REQUIREMENT = Reproduce the rows below word for word, from the first line down through the line that contains "stat-desc: 2+ years".
::::
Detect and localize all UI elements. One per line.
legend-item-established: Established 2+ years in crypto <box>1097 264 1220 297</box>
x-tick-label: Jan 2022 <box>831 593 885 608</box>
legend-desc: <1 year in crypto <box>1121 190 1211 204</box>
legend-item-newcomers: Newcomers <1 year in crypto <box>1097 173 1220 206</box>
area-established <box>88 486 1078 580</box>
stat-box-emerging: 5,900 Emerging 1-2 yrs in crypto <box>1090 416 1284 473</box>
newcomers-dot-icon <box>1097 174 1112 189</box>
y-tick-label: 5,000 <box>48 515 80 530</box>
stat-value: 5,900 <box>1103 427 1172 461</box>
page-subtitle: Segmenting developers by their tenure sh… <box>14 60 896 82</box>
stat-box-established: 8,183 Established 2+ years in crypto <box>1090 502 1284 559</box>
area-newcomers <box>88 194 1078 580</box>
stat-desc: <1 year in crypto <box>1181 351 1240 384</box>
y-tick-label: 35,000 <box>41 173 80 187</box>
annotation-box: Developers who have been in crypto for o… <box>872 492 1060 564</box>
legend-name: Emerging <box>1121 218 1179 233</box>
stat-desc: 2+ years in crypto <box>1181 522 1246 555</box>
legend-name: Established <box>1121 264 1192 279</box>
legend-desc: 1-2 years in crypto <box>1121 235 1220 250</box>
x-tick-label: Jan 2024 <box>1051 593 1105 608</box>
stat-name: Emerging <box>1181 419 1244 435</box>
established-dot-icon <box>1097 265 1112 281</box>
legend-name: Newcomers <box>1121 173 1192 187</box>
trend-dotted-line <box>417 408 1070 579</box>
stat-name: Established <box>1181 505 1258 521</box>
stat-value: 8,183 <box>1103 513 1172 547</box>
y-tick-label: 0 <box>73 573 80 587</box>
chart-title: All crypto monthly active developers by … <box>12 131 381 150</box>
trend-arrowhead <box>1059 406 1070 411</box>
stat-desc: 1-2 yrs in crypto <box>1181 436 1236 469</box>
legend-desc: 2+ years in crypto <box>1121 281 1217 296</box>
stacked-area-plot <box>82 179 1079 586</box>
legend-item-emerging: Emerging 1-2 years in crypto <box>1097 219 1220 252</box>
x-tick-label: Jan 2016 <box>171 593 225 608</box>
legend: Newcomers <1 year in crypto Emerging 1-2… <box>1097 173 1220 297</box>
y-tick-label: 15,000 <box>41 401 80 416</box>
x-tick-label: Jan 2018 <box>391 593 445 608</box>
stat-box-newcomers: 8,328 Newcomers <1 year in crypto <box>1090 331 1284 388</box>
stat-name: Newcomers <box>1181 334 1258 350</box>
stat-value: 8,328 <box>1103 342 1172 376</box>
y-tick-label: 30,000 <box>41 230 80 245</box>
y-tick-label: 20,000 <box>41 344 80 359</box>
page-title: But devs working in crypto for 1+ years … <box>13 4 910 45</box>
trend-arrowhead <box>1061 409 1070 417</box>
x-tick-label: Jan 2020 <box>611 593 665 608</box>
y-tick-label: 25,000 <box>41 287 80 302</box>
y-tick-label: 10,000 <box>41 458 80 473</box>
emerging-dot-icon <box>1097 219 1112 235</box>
::::
WRITTEN SOLUTION =
Detect and localize all UI elements. One per line.
legend-item-established: Established 2+ years in crypto <box>1097 264 1220 297</box>
x-tick-label: Jan 2022 <box>831 593 885 608</box>
legend-desc: <1 year in crypto <box>1121 190 1211 204</box>
legend-item-newcomers: Newcomers <1 year in crypto <box>1097 173 1220 206</box>
area-established <box>88 486 1078 580</box>
stat-box-emerging: 5,900 Emerging 1-2 yrs in crypto <box>1090 416 1284 473</box>
newcomers-dot-icon <box>1097 174 1112 189</box>
y-tick-label: 5,000 <box>48 515 80 530</box>
stat-value: 5,900 <box>1103 427 1172 461</box>
page-subtitle: Segmenting developers by their tenure sh… <box>14 60 896 82</box>
stat-box-established: 8,183 Established 2+ years in crypto <box>1090 502 1284 559</box>
area-newcomers <box>88 194 1078 580</box>
stat-desc: <1 year in crypto <box>1181 351 1240 384</box>
y-tick-label: 35,000 <box>41 173 80 187</box>
annotation-box: Developers who have been in crypto for o… <box>872 492 1060 564</box>
legend-name: Emerging <box>1121 218 1179 233</box>
stat-desc: 2+ years in crypto <box>1181 522 1246 555</box>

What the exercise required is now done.